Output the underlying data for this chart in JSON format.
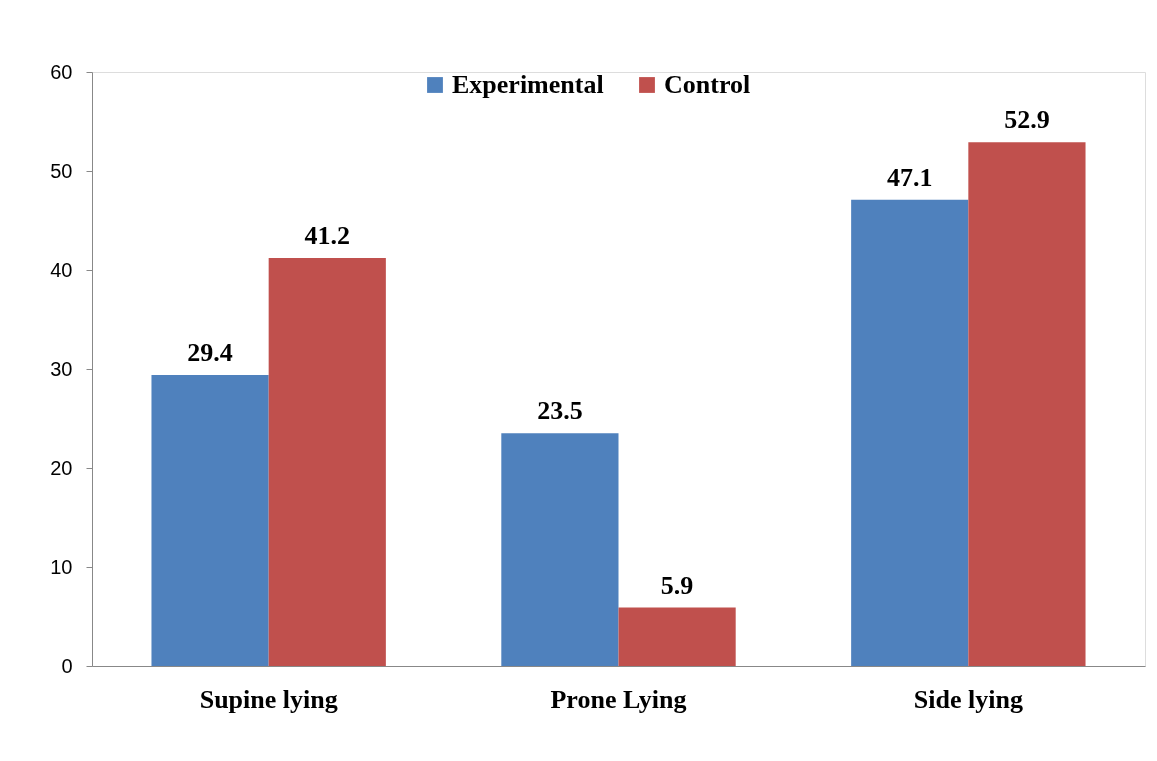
{
  "chart_data": {
    "type": "bar",
    "categories": [
      "Supine lying",
      "Prone Lying",
      "Side lying"
    ],
    "series": [
      {
        "name": "Experimental",
        "color": "#4f81bd",
        "values": [
          29.4,
          23.5,
          47.1
        ]
      },
      {
        "name": "Control",
        "color": "#c0504d",
        "values": [
          41.2,
          5.9,
          52.9
        ]
      }
    ],
    "ylim": [
      0,
      60
    ],
    "yticks": [
      0,
      10,
      20,
      30,
      40,
      50,
      60
    ],
    "data_labels": true,
    "legend": "top",
    "grid": false
  }
}
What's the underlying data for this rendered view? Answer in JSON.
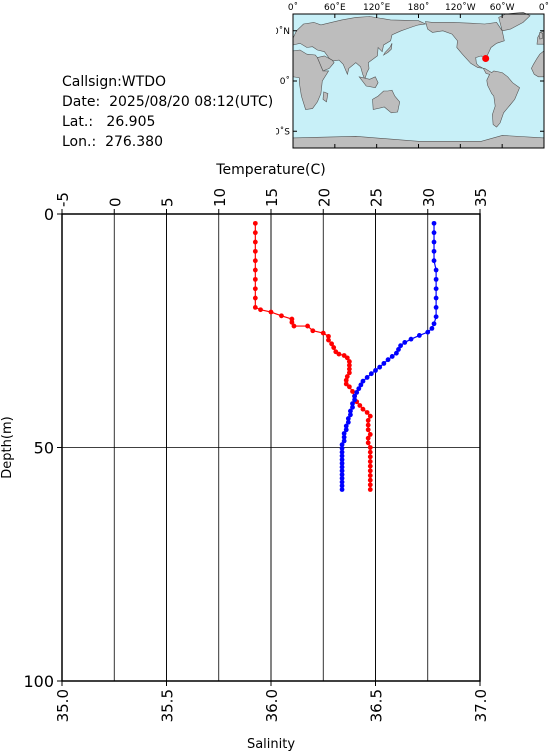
{
  "station": {
    "callsign_label": "Callsign:",
    "callsign": "WTDO",
    "date_label": "Date:",
    "date": "2025/08/20 08:12(UTC)",
    "lat_label": "Lat.:",
    "lat": "26.905",
    "lon_label": "Lon.:",
    "lon": "276.380"
  },
  "map": {
    "top_ticks": [
      "0˚",
      "60˚E",
      "120˚E",
      "180˚",
      "120˚W",
      "60˚W",
      "0˚"
    ],
    "left_ticks": [
      "60˚N",
      "0˚",
      "60˚S"
    ],
    "ocean_color": "#c8f0f8",
    "land_color": "#bdbdbd",
    "marker_color": "#ff0000",
    "marker_lon": 276.38,
    "marker_lat": 26.905
  },
  "chart_data": {
    "type": "line",
    "ylabel": "Depth(m)",
    "ylim": [
      100,
      0
    ],
    "yticks": [
      "0",
      "50",
      "100"
    ],
    "top_axis": {
      "label": "Temperature(C)",
      "range": [
        -5,
        35
      ],
      "ticks": [
        "-5",
        "0",
        "5",
        "10",
        "15",
        "20",
        "25",
        "30",
        "35"
      ]
    },
    "bottom_axis": {
      "label": "Salinity",
      "range": [
        35.0,
        37.0
      ],
      "ticks": [
        "35.0",
        "35.5",
        "36.0",
        "36.5",
        "37.0"
      ]
    },
    "grid": true,
    "series": [
      {
        "axis": "temperature",
        "color": "#ff0000",
        "points": [
          [
            13.5,
            2
          ],
          [
            13.5,
            4
          ],
          [
            13.5,
            6
          ],
          [
            13.5,
            8
          ],
          [
            13.5,
            10
          ],
          [
            13.5,
            12
          ],
          [
            13.5,
            14
          ],
          [
            13.5,
            16
          ],
          [
            13.5,
            18
          ],
          [
            13.5,
            20
          ],
          [
            14.0,
            20.5
          ],
          [
            15.0,
            21
          ],
          [
            16.0,
            21.8
          ],
          [
            17.0,
            22.5
          ],
          [
            17.0,
            23.2
          ],
          [
            17.2,
            24
          ],
          [
            18.5,
            24
          ],
          [
            19.0,
            25
          ],
          [
            20.0,
            25.5
          ],
          [
            20.5,
            26.2
          ],
          [
            20.5,
            27
          ],
          [
            20.8,
            27.8
          ],
          [
            21.0,
            28.6
          ],
          [
            21.2,
            29.5
          ],
          [
            21.5,
            30
          ],
          [
            22.0,
            30.3
          ],
          [
            22.3,
            30.8
          ],
          [
            22.5,
            31.6
          ],
          [
            22.5,
            32.4
          ],
          [
            22.5,
            33.2
          ],
          [
            22.5,
            34
          ],
          [
            22.3,
            34.8
          ],
          [
            22.2,
            35.6
          ],
          [
            22.2,
            36.4
          ],
          [
            22.5,
            37
          ],
          [
            22.8,
            38
          ],
          [
            23.0,
            39
          ],
          [
            23.2,
            40.2
          ],
          [
            23.5,
            41
          ],
          [
            23.8,
            41.8
          ],
          [
            24.2,
            42.5
          ],
          [
            24.5,
            43.3
          ],
          [
            24.3,
            44.2
          ],
          [
            24.3,
            45.2
          ],
          [
            24.3,
            46.2
          ],
          [
            24.5,
            47.2
          ],
          [
            24.3,
            48
          ],
          [
            24.3,
            49
          ],
          [
            24.5,
            50
          ],
          [
            24.5,
            51
          ],
          [
            24.5,
            52
          ],
          [
            24.5,
            53
          ],
          [
            24.5,
            54
          ],
          [
            24.5,
            55
          ],
          [
            24.5,
            56
          ],
          [
            24.5,
            57
          ],
          [
            24.5,
            58
          ],
          [
            24.5,
            59
          ]
        ]
      },
      {
        "axis": "salinity",
        "color": "#0000ff",
        "points": [
          [
            36.78,
            2
          ],
          [
            36.78,
            4
          ],
          [
            36.78,
            6
          ],
          [
            36.78,
            8
          ],
          [
            36.78,
            10
          ],
          [
            36.79,
            12
          ],
          [
            36.79,
            14
          ],
          [
            36.79,
            16
          ],
          [
            36.79,
            18
          ],
          [
            36.79,
            20
          ],
          [
            36.79,
            22
          ],
          [
            36.78,
            23.5
          ],
          [
            36.77,
            24.5
          ],
          [
            36.75,
            25.3
          ],
          [
            36.71,
            26
          ],
          [
            36.67,
            26.8
          ],
          [
            36.64,
            27.5
          ],
          [
            36.62,
            28.2
          ],
          [
            36.61,
            29
          ],
          [
            36.6,
            29.8
          ],
          [
            36.58,
            30.5
          ],
          [
            36.56,
            31.2
          ],
          [
            36.54,
            32
          ],
          [
            36.52,
            32.8
          ],
          [
            36.5,
            33.5
          ],
          [
            36.48,
            34.2
          ],
          [
            36.46,
            35
          ],
          [
            36.44,
            35.8
          ],
          [
            36.43,
            36.6
          ],
          [
            36.42,
            37.4
          ],
          [
            36.41,
            38.2
          ],
          [
            36.4,
            39
          ],
          [
            36.4,
            39.8
          ],
          [
            36.39,
            40.6
          ],
          [
            36.39,
            41.4
          ],
          [
            36.38,
            42.2
          ],
          [
            36.38,
            43
          ],
          [
            36.37,
            43.8
          ],
          [
            36.37,
            44.6
          ],
          [
            36.36,
            45.4
          ],
          [
            36.36,
            46.2
          ],
          [
            36.35,
            47
          ],
          [
            36.35,
            47.8
          ],
          [
            36.35,
            48.6
          ],
          [
            36.34,
            49.4
          ],
          [
            36.34,
            50.2
          ],
          [
            36.34,
            51
          ],
          [
            36.34,
            51.8
          ],
          [
            36.34,
            52.6
          ],
          [
            36.34,
            53.4
          ],
          [
            36.34,
            54.2
          ],
          [
            36.34,
            55
          ],
          [
            36.34,
            55.8
          ],
          [
            36.34,
            56.6
          ],
          [
            36.34,
            57.4
          ],
          [
            36.34,
            58.2
          ],
          [
            36.34,
            59
          ]
        ]
      }
    ]
  }
}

====================

Any pictures should be dropped; transcribe the rest of the records above exactly.

## Full response
Output the underlying data for this chart in JSON format.
{
  "chart_data": {
    "type": "bar",
    "categories": [
      "Supine lying",
      "Prone Lying",
      "Side lying"
    ],
    "series": [
      {
        "name": "Experimental",
        "color": "#4f81bd",
        "values": [
          29.4,
          23.5,
          47.1
        ]
      },
      {
        "name": "Control",
        "color": "#c0504d",
        "values": [
          41.2,
          5.9,
          52.9
        ]
      }
    ],
    "ylim": [
      0,
      60
    ],
    "yticks": [
      0,
      10,
      20,
      30,
      40,
      50,
      60
    ],
    "data_labels": true,
    "legend": "top",
    "grid": false
  }
}
What's the underlying data for this rendered view? Answer in JSON.
{
  "station": {
    "callsign_label": "Callsign:",
    "callsign": "WTDO",
    "date_label": "Date:",
    "date": "2025/08/20 08:12(UTC)",
    "lat_label": "Lat.:",
    "lat": "26.905",
    "lon_label": "Lon.:",
    "lon": "276.380"
  },
  "map": {
    "top_ticks": [
      "0˚",
      "60˚E",
      "120˚E",
      "180˚",
      "120˚W",
      "60˚W",
      "0˚"
    ],
    "left_ticks": [
      "60˚N",
      "0˚",
      "60˚S"
    ],
    "ocean_color": "#c8f0f8",
    "land_color": "#bdbdbd",
    "marker_color": "#ff0000",
    "marker_lon": 276.38,
    "marker_lat": 26.905
  },
  "chart_data": {
    "type": "line",
    "ylabel": "Depth(m)",
    "ylim": [
      100,
      0
    ],
    "yticks": [
      "0",
      "50",
      "100"
    ],
    "top_axis": {
      "label": "Temperature(C)",
      "range": [
        -5,
        35
      ],
      "ticks": [
        "-5",
        "0",
        "5",
        "10",
        "15",
        "20",
        "25",
        "30",
        "35"
      ]
    },
    "bottom_axis": {
      "label": "Salinity",
      "range": [
        35.0,
        37.0
      ],
      "ticks": [
        "35.0",
        "35.5",
        "36.0",
        "36.5",
        "37.0"
      ]
    },
    "grid": true,
    "series": [
      {
        "axis": "temperature",
        "color": "#ff0000",
        "points": [
          [
            13.5,
            2
          ],
          [
            13.5,
            4
          ],
          [
            13.5,
            6
          ],
          [
            13.5,
            8
          ],
          [
            13.5,
            10
          ],
          [
            13.5,
            12
          ],
          [
            13.5,
            14
          ],
          [
            13.5,
            16
          ],
          [
            13.5,
            18
          ],
          [
            13.5,
            20
          ],
          [
            14.0,
            20.5
          ],
          [
            15.0,
            21
          ],
          [
            16.0,
            21.8
          ],
          [
            17.0,
            22.5
          ],
          [
            17.0,
            23.2
          ],
          [
            17.2,
            24
          ],
          [
            18.5,
            24
          ],
          [
            19.0,
            25
          ],
          [
            20.0,
            25.5
          ],
          [
            20.5,
            26.2
          ],
          [
            20.5,
            27
          ],
          [
            20.8,
            27.8
          ],
          [
            21.0,
            28.6
          ],
          [
            21.2,
            29.5
          ],
          [
            21.5,
            30
          ],
          [
            22.0,
            30.3
          ],
          [
            22.3,
            30.8
          ],
          [
            22.5,
            31.6
          ],
          [
            22.5,
            32.4
          ],
          [
            22.5,
            33.2
          ],
          [
            22.5,
            34
          ],
          [
            22.3,
            34.8
          ],
          [
            22.2,
            35.6
          ],
          [
            22.2,
            36.4
          ],
          [
            22.5,
            37
          ],
          [
            22.8,
            38
          ],
          [
            23.0,
            39
          ],
          [
            23.2,
            40.2
          ],
          [
            23.5,
            41
          ],
          [
            23.8,
            41.8
          ],
          [
            24.2,
            42.5
          ],
          [
            24.5,
            43.3
          ],
          [
            24.3,
            44.2
          ],
          [
            24.3,
            45.2
          ],
          [
            24.3,
            46.2
          ],
          [
            24.5,
            47.2
          ],
          [
            24.3,
            48
          ],
          [
            24.3,
            49
          ],
          [
            24.5,
            50
          ],
          [
            24.5,
            51
          ],
          [
            24.5,
            52
          ],
          [
            24.5,
            53
          ],
          [
            24.5,
            54
          ],
          [
            24.5,
            55
          ],
          [
            24.5,
            56
          ],
          [
            24.5,
            57
          ],
          [
            24.5,
            58
          ],
          [
            24.5,
            59
          ]
        ]
      },
      {
        "axis": "salinity",
        "color": "#0000ff",
        "points": [
          [
            36.78,
            2
          ],
          [
            36.78,
            4
          ],
          [
            36.78,
            6
          ],
          [
            36.78,
            8
          ],
          [
            36.78,
            10
          ],
          [
            36.79,
            12
          ],
          [
            36.79,
            14
          ],
          [
            36.79,
            16
          ],
          [
            36.79,
            18
          ],
          [
            36.79,
            20
          ],
          [
            36.79,
            22
          ],
          [
            36.78,
            23.5
          ],
          [
            36.77,
            24.5
          ],
          [
            36.75,
            25.3
          ],
          [
            36.71,
            26
          ],
          [
            36.67,
            26.8
          ],
          [
            36.64,
            27.5
          ],
          [
            36.62,
            28.2
          ],
          [
            36.61,
            29
          ],
          [
            36.6,
            29.8
          ],
          [
            36.58,
            30.5
          ],
          [
            36.56,
            31.2
          ],
          [
            36.54,
            32
          ],
          [
            36.52,
            32.8
          ],
          [
            36.5,
            33.5
          ],
          [
            36.48,
            34.2
          ],
          [
            36.46,
            35
          ],
          [
            36.44,
            35.8
          ],
          [
            36.43,
            36.6
          ],
          [
            36.42,
            37.4
          ],
          [
            36.41,
            38.2
          ],
          [
            36.4,
            39
          ],
          [
            36.4,
            39.8
          ],
          [
            36.39,
            40.6
          ],
          [
            36.39,
            41.4
          ],
          [
            36.38,
            42.2
          ],
          [
            36.38,
            43
          ],
          [
            36.37,
            43.8
          ],
          [
            36.37,
            44.6
          ],
          [
            36.36,
            45.4
          ],
          [
            36.36,
            46.2
          ],
          [
            36.35,
            47
          ],
          [
            36.35,
            47.8
          ],
          [
            36.35,
            48.6
          ],
          [
            36.34,
            49.4
          ],
          [
            36.34,
            50.2
          ],
          [
            36.34,
            51
          ],
          [
            36.34,
            51.8
          ],
          [
            36.34,
            52.6
          ],
          [
            36.34,
            53.4
          ],
          [
            36.34,
            54.2
          ],
          [
            36.34,
            55
          ],
          [
            36.34,
            55.8
          ],
          [
            36.34,
            56.6
          ],
          [
            36.34,
            57.4
          ],
          [
            36.34,
            58.2
          ],
          [
            36.34,
            59
          ]
        ]
      }
    ]
  }
}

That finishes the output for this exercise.